▶ [WRITTEN PROBLEM]:
All of the material below is to be returned exactly.

▶ [AVAILABLE DATA]:
☆ ☆ ☆ ☆
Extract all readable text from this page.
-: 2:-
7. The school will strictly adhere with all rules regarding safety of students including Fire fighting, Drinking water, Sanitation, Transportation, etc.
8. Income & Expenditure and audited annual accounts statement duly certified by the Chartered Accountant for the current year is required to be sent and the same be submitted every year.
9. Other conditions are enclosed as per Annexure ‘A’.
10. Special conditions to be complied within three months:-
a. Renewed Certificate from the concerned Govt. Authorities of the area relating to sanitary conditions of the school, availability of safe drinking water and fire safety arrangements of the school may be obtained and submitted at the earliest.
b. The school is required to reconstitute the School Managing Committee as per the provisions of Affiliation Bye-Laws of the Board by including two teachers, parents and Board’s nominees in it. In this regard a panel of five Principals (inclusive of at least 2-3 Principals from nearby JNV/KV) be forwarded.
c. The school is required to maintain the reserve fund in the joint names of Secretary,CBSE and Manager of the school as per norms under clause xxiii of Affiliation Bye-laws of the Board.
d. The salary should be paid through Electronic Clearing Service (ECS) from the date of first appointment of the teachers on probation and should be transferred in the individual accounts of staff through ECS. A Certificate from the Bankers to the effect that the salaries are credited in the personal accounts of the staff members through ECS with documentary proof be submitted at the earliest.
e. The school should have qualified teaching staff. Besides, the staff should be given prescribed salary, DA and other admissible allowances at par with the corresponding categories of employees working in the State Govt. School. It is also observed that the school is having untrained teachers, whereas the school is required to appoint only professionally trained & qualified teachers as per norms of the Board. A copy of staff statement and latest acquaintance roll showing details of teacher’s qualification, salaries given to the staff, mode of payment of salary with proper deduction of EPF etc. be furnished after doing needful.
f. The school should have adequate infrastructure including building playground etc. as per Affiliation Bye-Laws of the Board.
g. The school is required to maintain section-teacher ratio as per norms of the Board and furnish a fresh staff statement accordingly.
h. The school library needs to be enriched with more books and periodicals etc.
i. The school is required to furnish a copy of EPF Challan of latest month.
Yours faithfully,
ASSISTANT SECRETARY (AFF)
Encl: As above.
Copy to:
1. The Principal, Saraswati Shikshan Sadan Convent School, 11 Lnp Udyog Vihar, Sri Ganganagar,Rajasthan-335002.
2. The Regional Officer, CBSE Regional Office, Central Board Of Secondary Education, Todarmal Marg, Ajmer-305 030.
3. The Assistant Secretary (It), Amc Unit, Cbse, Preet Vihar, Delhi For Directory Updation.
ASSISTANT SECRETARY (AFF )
☆ ☆ ☆ ☆
▶ [SOLUTION FOR THIS TASK]:
Extract all readable text from this page.
-: 2:-
7. The school will strictly adhere with all rules regarding safety of students including Fire fighting, Drinking water, Sanitation, Transportation, etc.
8. Income & Expenditure and audited annual accounts statement duly certified by the Chartered Accountant for the current year is required to be sent and the same be submitted every year.
9. Other conditions are enclosed as per Annexure ‘A’.
10. Special conditions to be complied within three months:-
a. Renewed Certificate from the concerned Govt. Authorities of the area relating to sanitary conditions of the school, availability of safe drinking water and fire safety arrangements of the school may be obtained and submitted at the earliest.
b. The school is required to reconstitute the School Managing Committee as per the provisions of Affiliation Bye-Laws of the Board by including two teachers, parents and Board’s nominees in it. In this regard a panel of five Principals (inclusive of at least 2-3 Principals from nearby JNV/KV) be forwarded.
c. The school is required to maintain the reserve fund in the joint names of Secretary,CBSE and Manager of the school as per norms under clause xxiii of Affiliation Bye-laws of the Board.
d. The salary should be paid through Electronic Clearing Service (ECS) from the date of first appointment of the teachers on probation and should be transferred in the individual accounts of staff through ECS. A Certificate from the Bankers to the effect that the salaries are credited in the personal accounts of the staff members through ECS with documentary proof be submitted at the earliest.
e. The school should have qualified teaching staff. Besides, the staff should be given prescribed salary, DA and other admissible allowances at par with the corresponding categories of employees working in the State Govt. School. It is also observed that the school is having untrained teachers, whereas the school is required to appoint only professionally trained & qualified teachers as per norms of the Board. A copy of staff statement and latest acquaintance roll showing details of teacher’s qualification, salaries given to the staff, mode of payment of salary with proper deduction of EPF etc. be furnished after doing needful.
f. The school should have adequate infrastructure including building playground etc. as per Affiliation Bye-Laws of the Board.
g. The school is required to maintain section-teacher ratio as per norms of the Board and furnish a fresh staff statement accordingly.
h. The school library needs to be enriched with more books and periodicals etc.
i. The school is required to furnish a copy of EPF Challan of latest month.
Yours faithfully,
ASSISTANT SECRETARY (AFF)
Encl: As above.
Copy to:
1. The Principal, Saraswati Shikshan Sadan Convent School, 11 Lnp Udyog Vihar, Sri Ganganagar,Rajasthan-335002.
2. The Regional Officer, CBSE Regional Office, Central Board Of Secondary Education, Todarmal Marg, Ajmer-305 030.
3. The Assistant Secretary (It), Amc Unit, Cbse, Preet Vihar, Delhi For Directory Updation.
ASSISTANT SECRETARY (AFF )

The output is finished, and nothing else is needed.